>> begin Available records
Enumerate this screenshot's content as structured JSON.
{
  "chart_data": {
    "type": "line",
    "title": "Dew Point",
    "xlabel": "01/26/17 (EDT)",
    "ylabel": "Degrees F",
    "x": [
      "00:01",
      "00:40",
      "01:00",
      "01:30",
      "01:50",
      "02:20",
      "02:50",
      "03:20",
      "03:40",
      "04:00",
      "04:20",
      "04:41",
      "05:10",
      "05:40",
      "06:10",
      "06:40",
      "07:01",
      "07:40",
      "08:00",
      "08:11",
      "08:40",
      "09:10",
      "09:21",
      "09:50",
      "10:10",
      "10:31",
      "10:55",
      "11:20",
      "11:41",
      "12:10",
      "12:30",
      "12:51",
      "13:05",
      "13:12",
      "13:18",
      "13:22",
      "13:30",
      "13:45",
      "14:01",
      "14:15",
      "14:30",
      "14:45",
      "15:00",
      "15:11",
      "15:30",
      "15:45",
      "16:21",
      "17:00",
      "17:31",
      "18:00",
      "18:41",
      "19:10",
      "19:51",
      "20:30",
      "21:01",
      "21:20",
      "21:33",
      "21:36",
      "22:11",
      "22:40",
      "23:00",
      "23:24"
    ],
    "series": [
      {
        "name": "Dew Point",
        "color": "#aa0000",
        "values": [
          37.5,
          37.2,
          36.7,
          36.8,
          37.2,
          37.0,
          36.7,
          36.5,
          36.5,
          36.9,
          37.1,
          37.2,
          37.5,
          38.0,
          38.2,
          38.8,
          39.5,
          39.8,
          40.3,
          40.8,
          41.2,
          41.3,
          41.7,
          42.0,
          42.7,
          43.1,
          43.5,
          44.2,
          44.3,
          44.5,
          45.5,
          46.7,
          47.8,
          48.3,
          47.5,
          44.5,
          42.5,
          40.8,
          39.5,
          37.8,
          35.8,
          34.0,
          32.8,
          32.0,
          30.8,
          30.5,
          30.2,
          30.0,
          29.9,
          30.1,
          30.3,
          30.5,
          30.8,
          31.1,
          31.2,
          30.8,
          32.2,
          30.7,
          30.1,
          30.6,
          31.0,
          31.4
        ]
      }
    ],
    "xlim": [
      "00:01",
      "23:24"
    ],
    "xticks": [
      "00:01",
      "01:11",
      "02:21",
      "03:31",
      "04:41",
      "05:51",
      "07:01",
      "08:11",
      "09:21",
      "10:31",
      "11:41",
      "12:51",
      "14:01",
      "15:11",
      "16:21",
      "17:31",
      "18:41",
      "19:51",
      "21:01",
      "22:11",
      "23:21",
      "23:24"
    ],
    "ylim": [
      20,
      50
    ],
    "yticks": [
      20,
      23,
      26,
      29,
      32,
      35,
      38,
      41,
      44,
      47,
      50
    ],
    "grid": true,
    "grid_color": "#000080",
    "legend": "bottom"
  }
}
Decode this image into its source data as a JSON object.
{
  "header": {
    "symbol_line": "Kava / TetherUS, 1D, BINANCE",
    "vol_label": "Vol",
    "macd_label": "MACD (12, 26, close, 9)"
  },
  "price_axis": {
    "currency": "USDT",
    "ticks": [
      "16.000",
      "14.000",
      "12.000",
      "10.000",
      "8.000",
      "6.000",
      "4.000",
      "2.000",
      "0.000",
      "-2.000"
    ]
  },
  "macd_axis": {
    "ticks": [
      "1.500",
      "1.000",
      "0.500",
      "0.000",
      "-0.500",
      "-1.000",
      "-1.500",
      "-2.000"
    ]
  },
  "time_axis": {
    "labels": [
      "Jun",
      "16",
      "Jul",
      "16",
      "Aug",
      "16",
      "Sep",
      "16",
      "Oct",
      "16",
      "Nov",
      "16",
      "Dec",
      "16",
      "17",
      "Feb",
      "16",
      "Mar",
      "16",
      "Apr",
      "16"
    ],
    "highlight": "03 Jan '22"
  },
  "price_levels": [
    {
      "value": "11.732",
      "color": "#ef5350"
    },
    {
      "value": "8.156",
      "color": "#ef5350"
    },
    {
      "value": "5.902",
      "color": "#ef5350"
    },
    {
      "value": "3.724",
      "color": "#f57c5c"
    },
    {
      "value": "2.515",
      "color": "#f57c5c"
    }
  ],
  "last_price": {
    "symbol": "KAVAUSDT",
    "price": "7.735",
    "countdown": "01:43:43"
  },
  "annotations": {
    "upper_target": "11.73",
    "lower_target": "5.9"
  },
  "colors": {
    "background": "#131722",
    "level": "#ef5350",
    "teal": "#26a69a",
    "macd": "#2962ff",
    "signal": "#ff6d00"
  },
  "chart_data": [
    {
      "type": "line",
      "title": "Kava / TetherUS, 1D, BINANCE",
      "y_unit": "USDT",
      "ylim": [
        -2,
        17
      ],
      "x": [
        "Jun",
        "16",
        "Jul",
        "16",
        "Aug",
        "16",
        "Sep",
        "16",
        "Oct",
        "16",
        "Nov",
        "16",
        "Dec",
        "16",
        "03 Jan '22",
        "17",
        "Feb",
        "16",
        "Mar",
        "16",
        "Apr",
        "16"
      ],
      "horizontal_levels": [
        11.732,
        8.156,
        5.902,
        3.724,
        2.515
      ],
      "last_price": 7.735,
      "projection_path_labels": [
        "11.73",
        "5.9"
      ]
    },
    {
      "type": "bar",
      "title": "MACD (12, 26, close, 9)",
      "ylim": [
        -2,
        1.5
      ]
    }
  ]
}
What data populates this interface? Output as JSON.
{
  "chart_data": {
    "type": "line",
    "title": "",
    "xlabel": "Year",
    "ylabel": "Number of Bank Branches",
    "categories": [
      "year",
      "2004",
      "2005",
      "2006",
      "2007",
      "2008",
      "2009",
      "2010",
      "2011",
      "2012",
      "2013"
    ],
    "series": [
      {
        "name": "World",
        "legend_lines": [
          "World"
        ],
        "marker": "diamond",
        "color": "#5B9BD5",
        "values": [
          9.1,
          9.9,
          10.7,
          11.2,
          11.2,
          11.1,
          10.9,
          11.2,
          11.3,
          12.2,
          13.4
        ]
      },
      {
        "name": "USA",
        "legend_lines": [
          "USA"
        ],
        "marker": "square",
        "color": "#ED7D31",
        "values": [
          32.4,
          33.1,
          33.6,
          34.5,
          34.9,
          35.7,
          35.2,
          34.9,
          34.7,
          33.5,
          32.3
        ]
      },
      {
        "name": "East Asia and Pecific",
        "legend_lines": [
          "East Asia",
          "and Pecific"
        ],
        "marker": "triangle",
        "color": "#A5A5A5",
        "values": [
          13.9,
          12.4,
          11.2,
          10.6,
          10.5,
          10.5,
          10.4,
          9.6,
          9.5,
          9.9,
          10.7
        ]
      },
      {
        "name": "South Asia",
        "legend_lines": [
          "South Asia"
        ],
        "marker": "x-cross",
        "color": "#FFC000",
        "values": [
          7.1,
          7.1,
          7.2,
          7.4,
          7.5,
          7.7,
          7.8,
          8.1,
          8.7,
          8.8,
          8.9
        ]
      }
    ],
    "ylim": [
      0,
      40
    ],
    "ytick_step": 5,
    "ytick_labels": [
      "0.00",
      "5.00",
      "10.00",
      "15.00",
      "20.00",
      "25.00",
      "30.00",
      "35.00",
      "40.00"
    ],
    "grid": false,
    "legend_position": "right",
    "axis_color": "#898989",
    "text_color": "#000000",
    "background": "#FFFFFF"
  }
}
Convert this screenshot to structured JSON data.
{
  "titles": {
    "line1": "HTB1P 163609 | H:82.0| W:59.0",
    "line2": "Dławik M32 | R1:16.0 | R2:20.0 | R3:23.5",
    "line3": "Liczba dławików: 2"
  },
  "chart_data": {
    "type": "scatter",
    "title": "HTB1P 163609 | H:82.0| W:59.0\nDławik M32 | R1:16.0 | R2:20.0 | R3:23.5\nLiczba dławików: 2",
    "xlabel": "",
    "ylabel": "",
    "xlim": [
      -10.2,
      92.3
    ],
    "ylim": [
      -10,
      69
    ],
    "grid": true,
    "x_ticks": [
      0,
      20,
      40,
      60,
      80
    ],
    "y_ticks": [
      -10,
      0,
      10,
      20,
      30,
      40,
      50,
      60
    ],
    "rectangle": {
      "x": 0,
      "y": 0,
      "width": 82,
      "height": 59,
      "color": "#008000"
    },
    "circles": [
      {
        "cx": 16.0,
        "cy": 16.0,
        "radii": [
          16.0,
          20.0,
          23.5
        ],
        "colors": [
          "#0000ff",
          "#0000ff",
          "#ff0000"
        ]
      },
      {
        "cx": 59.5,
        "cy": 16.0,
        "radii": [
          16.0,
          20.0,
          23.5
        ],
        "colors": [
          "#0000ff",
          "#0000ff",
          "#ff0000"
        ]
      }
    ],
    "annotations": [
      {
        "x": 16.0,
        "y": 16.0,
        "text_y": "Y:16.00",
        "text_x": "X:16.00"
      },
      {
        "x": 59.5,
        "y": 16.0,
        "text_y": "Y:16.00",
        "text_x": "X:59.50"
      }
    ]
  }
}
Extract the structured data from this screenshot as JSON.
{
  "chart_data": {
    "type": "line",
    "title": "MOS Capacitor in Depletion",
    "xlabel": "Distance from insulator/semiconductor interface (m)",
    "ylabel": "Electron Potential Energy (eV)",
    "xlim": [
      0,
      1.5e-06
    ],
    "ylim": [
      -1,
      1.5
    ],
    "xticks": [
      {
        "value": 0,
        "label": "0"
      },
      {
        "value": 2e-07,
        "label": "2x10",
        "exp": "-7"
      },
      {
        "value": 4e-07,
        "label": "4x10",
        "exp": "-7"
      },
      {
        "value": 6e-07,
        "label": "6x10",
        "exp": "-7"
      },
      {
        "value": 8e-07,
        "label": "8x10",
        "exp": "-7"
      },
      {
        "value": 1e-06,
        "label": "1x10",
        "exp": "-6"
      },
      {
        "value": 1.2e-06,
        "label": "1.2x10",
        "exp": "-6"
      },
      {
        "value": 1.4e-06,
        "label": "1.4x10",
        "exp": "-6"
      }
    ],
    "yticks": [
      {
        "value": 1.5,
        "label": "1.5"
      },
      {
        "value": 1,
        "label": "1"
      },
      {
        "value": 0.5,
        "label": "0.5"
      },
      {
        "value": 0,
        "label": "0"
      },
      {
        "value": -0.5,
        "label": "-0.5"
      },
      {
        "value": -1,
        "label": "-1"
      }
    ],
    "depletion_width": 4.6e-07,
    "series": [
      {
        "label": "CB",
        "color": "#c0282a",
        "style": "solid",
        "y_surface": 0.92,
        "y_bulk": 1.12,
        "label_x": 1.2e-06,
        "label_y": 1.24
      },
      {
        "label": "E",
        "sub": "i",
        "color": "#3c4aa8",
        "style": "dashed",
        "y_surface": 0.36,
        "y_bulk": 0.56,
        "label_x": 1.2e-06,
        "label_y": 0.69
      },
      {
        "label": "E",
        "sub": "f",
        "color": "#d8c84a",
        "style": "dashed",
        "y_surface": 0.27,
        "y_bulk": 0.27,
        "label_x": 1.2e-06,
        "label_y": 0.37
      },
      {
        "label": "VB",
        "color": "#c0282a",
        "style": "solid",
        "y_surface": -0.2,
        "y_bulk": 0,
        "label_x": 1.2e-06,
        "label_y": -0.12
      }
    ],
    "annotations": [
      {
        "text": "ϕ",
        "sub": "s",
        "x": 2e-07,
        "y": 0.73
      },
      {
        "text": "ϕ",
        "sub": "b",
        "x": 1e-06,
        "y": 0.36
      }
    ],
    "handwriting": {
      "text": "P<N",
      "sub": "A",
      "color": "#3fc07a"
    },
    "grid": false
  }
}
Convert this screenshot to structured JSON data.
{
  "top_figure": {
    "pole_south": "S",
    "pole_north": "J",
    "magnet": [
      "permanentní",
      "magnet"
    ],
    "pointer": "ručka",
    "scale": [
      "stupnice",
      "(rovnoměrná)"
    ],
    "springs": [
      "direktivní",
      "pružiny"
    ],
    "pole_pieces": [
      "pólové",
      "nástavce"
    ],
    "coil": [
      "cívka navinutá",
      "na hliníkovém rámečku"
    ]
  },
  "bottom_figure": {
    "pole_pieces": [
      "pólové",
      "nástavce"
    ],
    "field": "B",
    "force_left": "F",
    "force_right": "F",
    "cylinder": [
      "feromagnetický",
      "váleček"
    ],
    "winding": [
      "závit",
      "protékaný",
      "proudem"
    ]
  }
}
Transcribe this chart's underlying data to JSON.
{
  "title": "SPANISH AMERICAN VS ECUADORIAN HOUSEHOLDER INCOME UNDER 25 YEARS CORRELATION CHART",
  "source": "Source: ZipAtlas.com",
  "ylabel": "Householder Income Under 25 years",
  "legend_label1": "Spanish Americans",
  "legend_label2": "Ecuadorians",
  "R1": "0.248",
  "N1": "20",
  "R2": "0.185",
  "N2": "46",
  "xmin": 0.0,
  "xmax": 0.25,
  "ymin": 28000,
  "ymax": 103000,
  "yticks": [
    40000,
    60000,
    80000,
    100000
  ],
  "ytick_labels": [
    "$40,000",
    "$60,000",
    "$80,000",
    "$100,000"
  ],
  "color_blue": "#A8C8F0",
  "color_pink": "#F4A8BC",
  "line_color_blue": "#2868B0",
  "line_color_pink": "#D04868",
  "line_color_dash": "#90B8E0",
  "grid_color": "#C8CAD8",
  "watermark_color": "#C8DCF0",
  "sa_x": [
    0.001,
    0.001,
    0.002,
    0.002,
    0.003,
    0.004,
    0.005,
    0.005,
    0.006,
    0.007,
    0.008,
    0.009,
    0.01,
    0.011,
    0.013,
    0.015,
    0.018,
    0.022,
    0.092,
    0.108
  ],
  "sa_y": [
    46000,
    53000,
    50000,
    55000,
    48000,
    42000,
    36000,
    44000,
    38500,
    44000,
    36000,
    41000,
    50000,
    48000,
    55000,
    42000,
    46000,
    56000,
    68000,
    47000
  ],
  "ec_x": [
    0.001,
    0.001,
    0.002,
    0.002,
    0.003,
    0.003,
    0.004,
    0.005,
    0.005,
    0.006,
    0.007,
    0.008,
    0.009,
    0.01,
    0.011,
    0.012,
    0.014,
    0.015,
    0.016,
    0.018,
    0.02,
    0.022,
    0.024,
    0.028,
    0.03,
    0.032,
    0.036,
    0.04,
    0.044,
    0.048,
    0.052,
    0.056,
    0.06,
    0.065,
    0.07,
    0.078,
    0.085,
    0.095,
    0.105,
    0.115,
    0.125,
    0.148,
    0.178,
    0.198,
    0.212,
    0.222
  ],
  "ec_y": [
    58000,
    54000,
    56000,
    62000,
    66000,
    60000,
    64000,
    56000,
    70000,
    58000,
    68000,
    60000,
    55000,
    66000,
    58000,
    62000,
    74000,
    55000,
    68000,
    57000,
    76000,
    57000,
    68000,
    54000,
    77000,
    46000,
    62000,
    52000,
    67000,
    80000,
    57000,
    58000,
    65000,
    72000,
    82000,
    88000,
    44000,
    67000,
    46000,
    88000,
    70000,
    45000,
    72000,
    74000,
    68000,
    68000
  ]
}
>> end Available records
Problem details ::
From the records above, pick out and copy each line holding the word "this".

Result below ::
Enumerate this screenshot's content as structured JSON.
Decode this image into its source data as a JSON object.
What data populates this interface? Output as JSON.
Convert this screenshot to structured JSON data.
Extract the structured data from this screenshot as JSON.
Convert this screenshot to structured JSON data.
Transcribe this chart's underlying data to JSON.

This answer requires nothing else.